[TO BE DONE]:
Reproduce the following material word for word, and leave the pictures out of your copy.

[INPUT ROWS]:
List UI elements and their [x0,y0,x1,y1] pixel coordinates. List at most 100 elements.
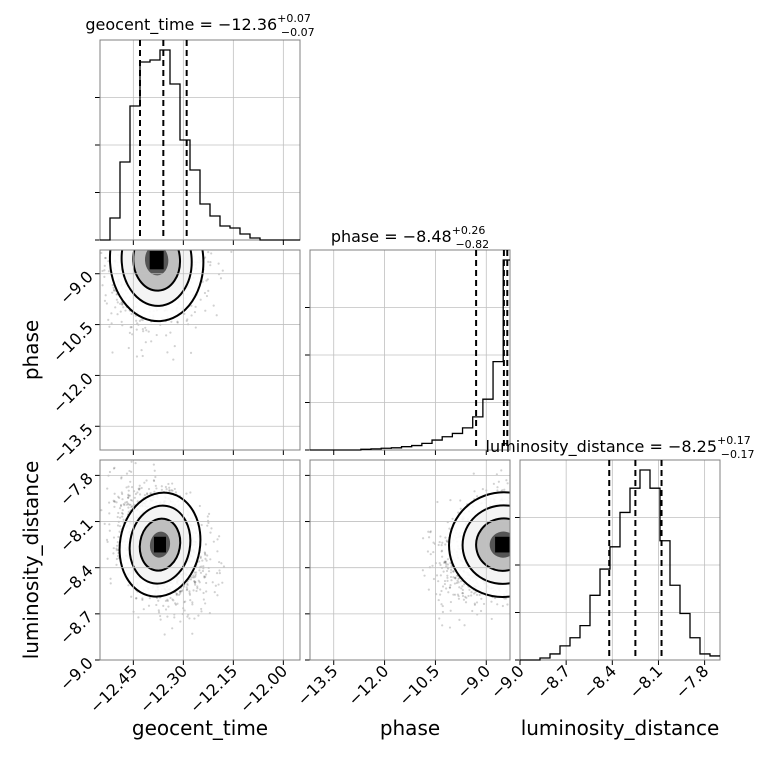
sample-point [191,240,193,242]
sample-point [171,218,173,220]
sample-point [218,572,221,575]
sample-point [579,481,581,483]
sample-point [540,569,542,571]
sample-point [127,510,130,514]
sample-point [192,589,195,592]
sample-point [218,569,221,572]
sample-point [154,230,156,232]
sample-point [143,220,145,222]
sample-point [197,614,200,617]
sample-point [159,206,161,208]
sample-point [164,217,166,219]
sample-point [111,291,114,294]
sample-point [576,502,578,504]
sample-point [120,223,122,225]
sample-point [143,208,145,210]
sample-point [513,553,515,555]
sample-point [223,246,225,248]
panel-frame [99,39,301,241]
sample-point [116,313,119,316]
sample-point [165,229,167,231]
sample-point [216,594,219,597]
sample-point [172,599,175,602]
sample-point [532,530,534,532]
sample-point [540,538,542,540]
sample-point [512,569,514,571]
sample-point [545,528,547,530]
sample-point [134,462,137,465]
sample-point [149,206,151,208]
x-tick-label-geocent_time: −12.30 [136,661,191,716]
sample-point [199,588,202,591]
sample-point [439,535,442,538]
density-peak [149,251,164,270]
sample-point [510,546,512,548]
sample-point [515,505,517,507]
sample-point [188,617,191,620]
sample-point [174,222,176,224]
sample-point [154,232,156,234]
sample-point [171,210,173,212]
sample-point [173,229,175,231]
sample-point [532,545,534,547]
x-tick-label-geocent_time: −12.15 [186,661,241,716]
sample-point [543,505,545,507]
sample-point [158,223,160,225]
sample-point [123,214,125,216]
sample-point [179,590,182,593]
sample-point [544,526,546,528]
sample-point [517,545,519,547]
sample-point [157,170,159,172]
sample-point [115,293,118,296]
sample-point [173,204,175,206]
sample-point [131,505,134,508]
sample-point [516,554,518,556]
sample-point [165,488,168,491]
panel-frame [99,249,301,451]
sample-point [448,586,451,589]
sample-point [178,241,180,243]
sample-point [532,529,534,531]
sample-point [531,555,533,557]
sample-point [173,236,175,238]
sample-point [542,512,544,514]
sample-point [215,245,217,247]
y-tick-label-phase: −12.0 [49,369,97,417]
sample-point [193,581,197,585]
sample-point [158,201,160,203]
sample-point [150,227,152,229]
sample-point [164,608,168,611]
sample-point [216,538,219,541]
sample-point [137,237,139,239]
sample-point [175,592,179,595]
sample-point [145,245,147,247]
sample-point [522,524,524,526]
sample-point [142,330,145,333]
sample-point [146,220,148,222]
sample-point [204,309,207,312]
sample-point [457,577,460,580]
sample-point [188,593,192,596]
sample-point [118,496,121,500]
sample-point [130,460,133,463]
sample-point [518,533,520,535]
sample-point [522,519,524,521]
sample-point [149,221,151,223]
histogram-phase [310,259,510,451]
sample-point [156,235,158,237]
sample-point [517,573,519,575]
sample-point [157,242,159,244]
sample-point [511,538,513,540]
sample-point [178,590,181,594]
sample-point [142,219,144,221]
sample-point [510,566,512,568]
sample-point [513,559,515,561]
sample-point [129,229,131,231]
sample-point [552,543,554,545]
sample-point [526,529,528,531]
sample-point [511,568,513,570]
sample-point [155,210,157,212]
sample-point [199,556,202,560]
sample-point [130,486,134,489]
sample-point [199,214,201,216]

[ANSWER]:
List UI elements and their [x0,y0,x1,y1] pixel coordinates. List at most 100 elements.
sample-point [191,240,193,242]
sample-point [171,218,173,220]
sample-point [218,572,221,575]
sample-point [579,481,581,483]
sample-point [540,569,542,571]
sample-point [127,510,130,514]
sample-point [192,589,195,592]
sample-point [218,569,221,572]
sample-point [154,230,156,232]
sample-point [143,220,145,222]
sample-point [197,614,200,617]
sample-point [159,206,161,208]
sample-point [164,217,166,219]
sample-point [111,291,114,294]
sample-point [576,502,578,504]
sample-point [120,223,122,225]
sample-point [143,208,145,210]
sample-point [513,553,515,555]
sample-point [223,246,225,248]
panel-frame [99,39,301,241]
sample-point [116,313,119,316]
sample-point [165,229,167,231]
sample-point [216,594,219,597]
sample-point [172,599,175,602]
sample-point [532,530,534,532]
sample-point [540,538,542,540]
sample-point [512,569,514,571]
sample-point [545,528,547,530]
sample-point [134,462,137,465]
sample-point [149,206,151,208]
x-tick-label-geocent_time: −12.30 [136,661,191,716]
sample-point [199,588,202,591]
sample-point [439,535,442,538]
density-peak [149,251,164,270]
sample-point [510,546,512,548]
sample-point [515,505,517,507]
sample-point [188,617,191,620]
sample-point [174,222,176,224]
sample-point [154,232,156,234]
sample-point [171,210,173,212]
sample-point [173,229,175,231]
sample-point [532,545,534,547]
x-tick-label-geocent_time: −12.15 [186,661,241,716]
sample-point [543,505,545,507]
sample-point [158,223,160,225]
sample-point [123,214,125,216]
sample-point [179,590,182,593]
sample-point [544,526,546,528]
sample-point [517,545,519,547]
sample-point [157,170,159,172]
sample-point [115,293,118,296]
sample-point [173,204,175,206]
sample-point [131,505,134,508]
sample-point [516,554,518,556]
sample-point [165,488,168,491]
panel-frame [99,249,301,451]
sample-point [448,586,451,589]
sample-point [178,241,180,243]
sample-point [532,529,534,531]
sample-point [531,555,533,557]
sample-point [173,236,175,238]
sample-point [542,512,544,514]
sample-point [215,245,217,247]
y-tick-label-phase: −12.0 [49,369,97,417]
sample-point [193,581,197,585]
sample-point [158,201,160,203]
sample-point [150,227,152,229]
sample-point [164,608,168,611]
sample-point [216,538,219,541]
sample-point [137,237,139,239]
sample-point [175,592,179,595]
sample-point [145,245,147,247]
sample-point [522,524,524,526]
sample-point [142,330,145,333]
sample-point [146,220,148,222]
sample-point [204,309,207,312]
sample-point [457,577,460,580]
sample-point [188,593,192,596]
sample-point [118,496,121,500]
sample-point [130,460,133,463]
sample-point [518,533,520,535]
sample-point [522,519,524,521]
sample-point [149,221,151,223]
histogram-phase [310,259,510,451]
sample-point [156,235,158,237]
sample-point [517,573,519,575]
sample-point [157,242,159,244]
sample-point [511,538,513,540]
sample-point [178,590,181,594]
sample-point [142,219,144,221]
sample-point [510,566,512,568]
sample-point [513,559,515,561]
sample-point [129,229,131,231]
sample-point [552,543,554,545]
sample-point [526,529,528,531]
sample-point [511,568,513,570]
sample-point [155,210,157,212]
sample-point [199,556,202,560]
sample-point [130,486,134,489]
sample-point [199,214,201,216]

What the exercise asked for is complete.